WHAT YOU HAVE TO DO
Here are some records. Copy each one exactly.

** START RECORDS SUPPLIED **

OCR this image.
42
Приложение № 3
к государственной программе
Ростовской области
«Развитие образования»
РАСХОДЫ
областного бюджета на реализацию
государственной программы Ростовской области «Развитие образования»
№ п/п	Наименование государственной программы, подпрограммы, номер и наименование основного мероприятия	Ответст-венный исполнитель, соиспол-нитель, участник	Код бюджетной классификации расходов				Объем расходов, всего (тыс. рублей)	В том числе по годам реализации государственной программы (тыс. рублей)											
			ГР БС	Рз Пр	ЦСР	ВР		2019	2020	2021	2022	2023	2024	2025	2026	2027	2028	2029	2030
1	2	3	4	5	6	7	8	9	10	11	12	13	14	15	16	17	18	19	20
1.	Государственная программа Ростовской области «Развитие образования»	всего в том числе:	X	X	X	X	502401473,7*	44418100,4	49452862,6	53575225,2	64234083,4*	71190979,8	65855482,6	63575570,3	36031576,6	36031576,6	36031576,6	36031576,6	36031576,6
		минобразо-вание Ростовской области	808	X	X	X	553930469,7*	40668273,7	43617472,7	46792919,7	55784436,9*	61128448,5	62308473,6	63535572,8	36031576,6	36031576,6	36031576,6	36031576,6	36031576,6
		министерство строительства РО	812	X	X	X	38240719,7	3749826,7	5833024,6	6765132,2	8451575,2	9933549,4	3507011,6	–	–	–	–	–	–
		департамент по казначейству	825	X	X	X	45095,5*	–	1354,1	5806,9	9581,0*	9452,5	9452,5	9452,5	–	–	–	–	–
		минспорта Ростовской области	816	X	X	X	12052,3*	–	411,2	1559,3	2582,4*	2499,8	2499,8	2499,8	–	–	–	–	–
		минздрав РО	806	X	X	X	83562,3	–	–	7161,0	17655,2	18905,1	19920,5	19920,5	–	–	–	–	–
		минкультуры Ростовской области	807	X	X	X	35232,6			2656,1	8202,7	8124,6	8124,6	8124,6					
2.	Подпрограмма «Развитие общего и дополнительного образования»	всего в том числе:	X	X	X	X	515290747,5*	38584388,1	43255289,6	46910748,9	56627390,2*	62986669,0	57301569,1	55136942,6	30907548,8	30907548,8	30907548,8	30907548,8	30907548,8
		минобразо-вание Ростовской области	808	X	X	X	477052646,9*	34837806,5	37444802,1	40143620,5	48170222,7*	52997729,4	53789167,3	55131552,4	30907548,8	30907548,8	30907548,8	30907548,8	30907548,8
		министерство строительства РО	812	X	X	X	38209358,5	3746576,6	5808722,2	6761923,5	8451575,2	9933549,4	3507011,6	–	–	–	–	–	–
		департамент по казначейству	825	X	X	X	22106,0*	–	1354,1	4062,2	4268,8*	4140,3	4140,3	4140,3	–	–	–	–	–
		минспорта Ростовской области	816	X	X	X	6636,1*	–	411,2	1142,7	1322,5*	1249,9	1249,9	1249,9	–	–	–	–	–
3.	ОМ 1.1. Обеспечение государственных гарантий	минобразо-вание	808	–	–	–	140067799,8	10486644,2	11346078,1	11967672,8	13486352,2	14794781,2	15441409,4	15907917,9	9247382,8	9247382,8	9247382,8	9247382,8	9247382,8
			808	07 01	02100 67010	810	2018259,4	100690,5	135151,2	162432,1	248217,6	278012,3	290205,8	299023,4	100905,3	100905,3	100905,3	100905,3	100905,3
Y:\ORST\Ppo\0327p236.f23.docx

** END RECORDS SUPPLIED **

ANSWER FOR THE TASK
OCR this image.
42
Приложение № 3
к государственной программе
Ростовской области
«Развитие образования»
РАСХОДЫ
областного бюджета на реализацию
государственной программы Ростовской области «Развитие образования»
№ п/п	Наименование государственной программы, подпрограммы, номер и наименование основного мероприятия	Ответст-венный исполнитель, соиспол-нитель, участник	Код бюджетной классификации расходов				Объем расходов, всего (тыс. рублей)	В том числе по годам реализации государственной программы (тыс. рублей)											
			ГР БС	Рз Пр	ЦСР	ВР		2019	2020	2021	2022	2023	2024	2025	2026	2027	2028	2029	2030
1	2	3	4	5	6	7	8	9	10	11	12	13	14	15	16	17	18	19	20
1.	Государственная программа Ростовской области «Развитие образования»	всего в том числе:	X	X	X	X	502401473,7*	44418100,4	49452862,6	53575225,2	64234083,4*	71190979,8	65855482,6	63575570,3	36031576,6	36031576,6	36031576,6	36031576,6	36031576,6
		минобразо-вание Ростовской области	808	X	X	X	553930469,7*	40668273,7	43617472,7	46792919,7	55784436,9*	61128448,5	62308473,6	63535572,8	36031576,6	36031576,6	36031576,6	36031576,6	36031576,6
		министерство строительства РО	812	X	X	X	38240719,7	3749826,7	5833024,6	6765132,2	8451575,2	9933549,4	3507011,6	–	–	–	–	–	–
		департамент по казначейству	825	X	X	X	45095,5*	–	1354,1	5806,9	9581,0*	9452,5	9452,5	9452,5	–	–	–	–	–
		минспорта Ростовской области	816	X	X	X	12052,3*	–	411,2	1559,3	2582,4*	2499,8	2499,8	2499,8	–	–	–	–	–
		минздрав РО	806	X	X	X	83562,3	–	–	7161,0	17655,2	18905,1	19920,5	19920,5	–	–	–	–	–
		минкультуры Ростовской области	807	X	X	X	35232,6			2656,1	8202,7	8124,6	8124,6	8124,6					
2.	Подпрограмма «Развитие общего и дополнительного образования»	всего в том числе:	X	X	X	X	515290747,5*	38584388,1	43255289,6	46910748,9	56627390,2*	62986669,0	57301569,1	55136942,6	30907548,8	30907548,8	30907548,8	30907548,8	30907548,8
		минобразо-вание Ростовской области	808	X	X	X	477052646,9*	34837806,5	37444802,1	40143620,5	48170222,7*	52997729,4	53789167,3	55131552,4	30907548,8	30907548,8	30907548,8	30907548,8	30907548,8
		министерство строительства РО	812	X	X	X	38209358,5	3746576,6	5808722,2	6761923,5	8451575,2	9933549,4	3507011,6	–	–	–	–	–	–
		департамент по казначейству	825	X	X	X	22106,0*	–	1354,1	4062,2	4268,8*	4140,3	4140,3	4140,3	–	–	–	–	–
		минспорта Ростовской области	816	X	X	X	6636,1*	–	411,2	1142,7	1322,5*	1249,9	1249,9	1249,9	–	–	–	–	–
3.	ОМ 1.1. Обеспечение государственных гарантий	минобразо-вание	808	–	–	–	140067799,8	10486644,2	11346078,1	11967672,8	13486352,2	14794781,2	15441409,4	15907917,9	9247382,8	9247382,8	9247382,8	9247382,8	9247382,8
			808	07 01	02100 67010	810	2018259,4	100690,5	135151,2	162432,1	248217,6	278012,3	290205,8	299023,4	100905,3	100905,3	100905,3	100905,3	100905,3
Y:\ORST\Ppo\0327p236.f23.docx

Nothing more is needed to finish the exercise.